#### [Directions]
Identify the lines that contain the word "follows" and copy each one.

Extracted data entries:
※ ※ ※
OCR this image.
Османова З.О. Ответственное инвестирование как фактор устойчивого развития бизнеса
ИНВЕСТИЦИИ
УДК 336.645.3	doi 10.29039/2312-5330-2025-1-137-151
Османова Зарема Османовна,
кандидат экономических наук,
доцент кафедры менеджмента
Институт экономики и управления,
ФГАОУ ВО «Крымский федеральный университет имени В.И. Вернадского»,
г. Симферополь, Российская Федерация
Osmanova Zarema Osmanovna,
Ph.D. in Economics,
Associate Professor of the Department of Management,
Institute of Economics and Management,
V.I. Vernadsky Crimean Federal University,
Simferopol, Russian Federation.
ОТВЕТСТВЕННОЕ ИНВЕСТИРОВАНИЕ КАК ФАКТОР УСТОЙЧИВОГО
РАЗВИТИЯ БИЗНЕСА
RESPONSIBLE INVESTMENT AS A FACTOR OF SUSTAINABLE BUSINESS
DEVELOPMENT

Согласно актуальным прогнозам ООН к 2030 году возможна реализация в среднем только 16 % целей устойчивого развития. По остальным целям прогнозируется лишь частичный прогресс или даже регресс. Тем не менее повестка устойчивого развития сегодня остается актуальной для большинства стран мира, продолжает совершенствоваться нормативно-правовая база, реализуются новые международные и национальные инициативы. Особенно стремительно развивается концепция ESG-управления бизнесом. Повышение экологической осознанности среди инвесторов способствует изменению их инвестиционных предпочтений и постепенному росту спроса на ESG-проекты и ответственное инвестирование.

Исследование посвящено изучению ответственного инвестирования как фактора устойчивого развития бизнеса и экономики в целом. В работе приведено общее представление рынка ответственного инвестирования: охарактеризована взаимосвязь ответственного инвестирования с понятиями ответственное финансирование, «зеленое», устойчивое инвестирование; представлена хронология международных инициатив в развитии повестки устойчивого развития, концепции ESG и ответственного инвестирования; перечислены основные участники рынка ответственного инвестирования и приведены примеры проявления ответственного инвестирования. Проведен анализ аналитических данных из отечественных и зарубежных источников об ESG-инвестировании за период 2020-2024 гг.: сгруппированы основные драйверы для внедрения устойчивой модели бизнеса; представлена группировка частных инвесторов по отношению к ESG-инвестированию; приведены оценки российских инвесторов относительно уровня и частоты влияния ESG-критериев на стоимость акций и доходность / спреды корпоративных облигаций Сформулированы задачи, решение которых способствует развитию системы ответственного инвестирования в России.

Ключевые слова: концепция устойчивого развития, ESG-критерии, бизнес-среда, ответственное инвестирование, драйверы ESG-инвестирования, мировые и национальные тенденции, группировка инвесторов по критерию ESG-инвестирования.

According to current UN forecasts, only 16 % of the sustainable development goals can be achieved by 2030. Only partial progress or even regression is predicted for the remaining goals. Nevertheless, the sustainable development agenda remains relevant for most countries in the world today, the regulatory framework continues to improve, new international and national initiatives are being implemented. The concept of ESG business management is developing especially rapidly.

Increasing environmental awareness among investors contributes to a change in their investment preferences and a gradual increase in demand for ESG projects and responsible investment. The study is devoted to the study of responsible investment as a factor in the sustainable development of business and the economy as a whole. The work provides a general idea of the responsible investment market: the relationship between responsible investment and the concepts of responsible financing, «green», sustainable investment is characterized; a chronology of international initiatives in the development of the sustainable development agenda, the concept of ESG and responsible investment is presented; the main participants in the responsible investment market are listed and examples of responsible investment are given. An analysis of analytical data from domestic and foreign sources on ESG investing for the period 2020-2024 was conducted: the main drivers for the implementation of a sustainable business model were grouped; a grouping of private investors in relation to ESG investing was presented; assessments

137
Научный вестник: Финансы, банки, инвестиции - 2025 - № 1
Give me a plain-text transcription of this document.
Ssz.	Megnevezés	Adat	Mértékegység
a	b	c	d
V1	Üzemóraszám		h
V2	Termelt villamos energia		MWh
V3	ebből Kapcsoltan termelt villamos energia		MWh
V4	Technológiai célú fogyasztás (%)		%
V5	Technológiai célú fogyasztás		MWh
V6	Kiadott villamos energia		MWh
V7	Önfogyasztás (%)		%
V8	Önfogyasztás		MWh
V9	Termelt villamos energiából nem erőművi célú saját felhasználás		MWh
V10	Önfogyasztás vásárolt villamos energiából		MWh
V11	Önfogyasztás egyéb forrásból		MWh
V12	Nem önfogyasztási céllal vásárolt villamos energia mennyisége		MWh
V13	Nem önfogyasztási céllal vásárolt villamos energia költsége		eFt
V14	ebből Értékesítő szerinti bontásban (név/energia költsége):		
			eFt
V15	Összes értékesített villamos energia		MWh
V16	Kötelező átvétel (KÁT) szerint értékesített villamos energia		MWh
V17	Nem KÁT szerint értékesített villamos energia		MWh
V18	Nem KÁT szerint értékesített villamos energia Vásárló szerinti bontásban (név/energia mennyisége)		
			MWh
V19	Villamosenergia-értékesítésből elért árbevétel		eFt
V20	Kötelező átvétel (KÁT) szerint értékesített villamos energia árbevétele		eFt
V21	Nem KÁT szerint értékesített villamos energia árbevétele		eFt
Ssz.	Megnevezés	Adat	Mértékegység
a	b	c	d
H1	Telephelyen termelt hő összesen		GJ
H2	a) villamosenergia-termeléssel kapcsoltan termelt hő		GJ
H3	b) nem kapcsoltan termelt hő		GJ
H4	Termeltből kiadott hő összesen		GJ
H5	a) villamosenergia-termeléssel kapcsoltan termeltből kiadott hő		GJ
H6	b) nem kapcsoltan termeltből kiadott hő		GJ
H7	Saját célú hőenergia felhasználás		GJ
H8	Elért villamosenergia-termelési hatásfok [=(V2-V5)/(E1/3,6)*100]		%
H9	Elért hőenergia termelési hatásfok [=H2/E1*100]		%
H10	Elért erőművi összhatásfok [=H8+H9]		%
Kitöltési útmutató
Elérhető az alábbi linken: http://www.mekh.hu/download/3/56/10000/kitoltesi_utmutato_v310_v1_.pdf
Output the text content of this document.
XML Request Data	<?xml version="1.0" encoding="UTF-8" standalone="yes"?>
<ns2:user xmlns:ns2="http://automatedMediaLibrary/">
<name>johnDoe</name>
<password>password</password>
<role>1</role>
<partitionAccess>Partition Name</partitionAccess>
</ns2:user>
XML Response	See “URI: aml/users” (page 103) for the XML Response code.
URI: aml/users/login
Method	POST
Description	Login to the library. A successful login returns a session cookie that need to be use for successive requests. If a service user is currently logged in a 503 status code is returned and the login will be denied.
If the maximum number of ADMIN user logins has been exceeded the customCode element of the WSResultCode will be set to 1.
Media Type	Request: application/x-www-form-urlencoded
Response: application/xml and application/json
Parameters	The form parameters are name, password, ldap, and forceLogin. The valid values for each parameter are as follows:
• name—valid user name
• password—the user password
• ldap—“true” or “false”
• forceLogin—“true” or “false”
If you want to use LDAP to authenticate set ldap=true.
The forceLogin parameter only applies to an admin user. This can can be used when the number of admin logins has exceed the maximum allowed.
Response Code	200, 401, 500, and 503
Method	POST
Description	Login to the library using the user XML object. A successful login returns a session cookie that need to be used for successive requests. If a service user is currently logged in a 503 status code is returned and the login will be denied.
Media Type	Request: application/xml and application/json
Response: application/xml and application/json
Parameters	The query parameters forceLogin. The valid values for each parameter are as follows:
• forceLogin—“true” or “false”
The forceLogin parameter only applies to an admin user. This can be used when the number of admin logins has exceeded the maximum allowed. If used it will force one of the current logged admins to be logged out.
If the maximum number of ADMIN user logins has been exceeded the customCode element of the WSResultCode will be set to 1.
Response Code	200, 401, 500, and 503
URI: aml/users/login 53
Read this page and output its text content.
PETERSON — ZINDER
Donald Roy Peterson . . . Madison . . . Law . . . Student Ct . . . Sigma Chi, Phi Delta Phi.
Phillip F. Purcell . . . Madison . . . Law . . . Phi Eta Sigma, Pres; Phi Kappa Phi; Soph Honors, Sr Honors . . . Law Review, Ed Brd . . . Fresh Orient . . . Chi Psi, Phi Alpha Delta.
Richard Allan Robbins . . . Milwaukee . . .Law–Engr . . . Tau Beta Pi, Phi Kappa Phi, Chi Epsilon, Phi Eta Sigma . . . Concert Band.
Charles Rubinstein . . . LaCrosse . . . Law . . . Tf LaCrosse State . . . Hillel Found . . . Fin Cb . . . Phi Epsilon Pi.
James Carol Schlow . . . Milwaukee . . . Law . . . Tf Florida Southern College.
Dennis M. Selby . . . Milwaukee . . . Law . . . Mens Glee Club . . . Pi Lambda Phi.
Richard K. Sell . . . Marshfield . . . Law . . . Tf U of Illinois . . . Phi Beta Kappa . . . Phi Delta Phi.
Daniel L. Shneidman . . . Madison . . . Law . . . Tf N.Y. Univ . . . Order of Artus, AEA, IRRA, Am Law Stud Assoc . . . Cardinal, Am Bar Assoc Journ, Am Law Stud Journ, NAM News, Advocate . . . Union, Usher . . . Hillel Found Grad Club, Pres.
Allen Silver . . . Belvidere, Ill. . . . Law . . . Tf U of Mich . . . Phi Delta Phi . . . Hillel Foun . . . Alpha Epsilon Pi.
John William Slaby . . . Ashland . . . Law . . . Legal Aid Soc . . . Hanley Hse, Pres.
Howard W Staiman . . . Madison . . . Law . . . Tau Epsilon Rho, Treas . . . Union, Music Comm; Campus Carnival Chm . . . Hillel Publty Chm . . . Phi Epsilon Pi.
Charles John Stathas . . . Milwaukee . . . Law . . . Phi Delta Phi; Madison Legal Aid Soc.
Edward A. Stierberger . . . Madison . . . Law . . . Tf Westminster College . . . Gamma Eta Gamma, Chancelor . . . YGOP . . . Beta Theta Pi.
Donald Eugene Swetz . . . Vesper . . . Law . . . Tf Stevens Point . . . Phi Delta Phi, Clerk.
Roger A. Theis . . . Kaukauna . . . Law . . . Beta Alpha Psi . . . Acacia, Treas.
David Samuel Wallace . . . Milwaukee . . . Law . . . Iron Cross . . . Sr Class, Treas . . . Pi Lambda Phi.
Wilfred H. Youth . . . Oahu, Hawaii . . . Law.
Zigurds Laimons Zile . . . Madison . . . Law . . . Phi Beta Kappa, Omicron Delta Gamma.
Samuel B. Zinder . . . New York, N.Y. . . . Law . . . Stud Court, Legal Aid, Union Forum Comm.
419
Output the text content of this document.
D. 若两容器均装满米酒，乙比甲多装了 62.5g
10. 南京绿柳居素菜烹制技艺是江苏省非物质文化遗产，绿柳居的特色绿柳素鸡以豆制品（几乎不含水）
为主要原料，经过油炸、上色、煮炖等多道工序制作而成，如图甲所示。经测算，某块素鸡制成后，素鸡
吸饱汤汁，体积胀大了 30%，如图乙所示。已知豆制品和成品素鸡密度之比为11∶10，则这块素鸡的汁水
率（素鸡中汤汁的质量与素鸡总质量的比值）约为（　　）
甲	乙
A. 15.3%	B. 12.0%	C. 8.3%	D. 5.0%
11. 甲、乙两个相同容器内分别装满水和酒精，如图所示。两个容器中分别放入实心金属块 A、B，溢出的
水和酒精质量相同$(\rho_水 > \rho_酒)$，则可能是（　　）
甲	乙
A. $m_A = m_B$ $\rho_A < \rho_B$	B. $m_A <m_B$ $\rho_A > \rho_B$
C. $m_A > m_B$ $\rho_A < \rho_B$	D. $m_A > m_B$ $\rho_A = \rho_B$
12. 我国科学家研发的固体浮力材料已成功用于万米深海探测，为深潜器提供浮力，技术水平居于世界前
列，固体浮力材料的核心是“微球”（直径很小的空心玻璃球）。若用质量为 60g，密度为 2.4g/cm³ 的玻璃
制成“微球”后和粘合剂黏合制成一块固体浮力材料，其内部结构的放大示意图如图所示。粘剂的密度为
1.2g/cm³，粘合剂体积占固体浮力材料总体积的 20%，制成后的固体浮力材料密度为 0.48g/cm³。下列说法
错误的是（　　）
※ ※ ※
#### [Right answer]
Parameters	The form parameters are name, password, ldap, and forceLogin. The valid values for each parameter are as follows:
Parameters	The query parameters forceLogin. The valid values for each parameter are as follows:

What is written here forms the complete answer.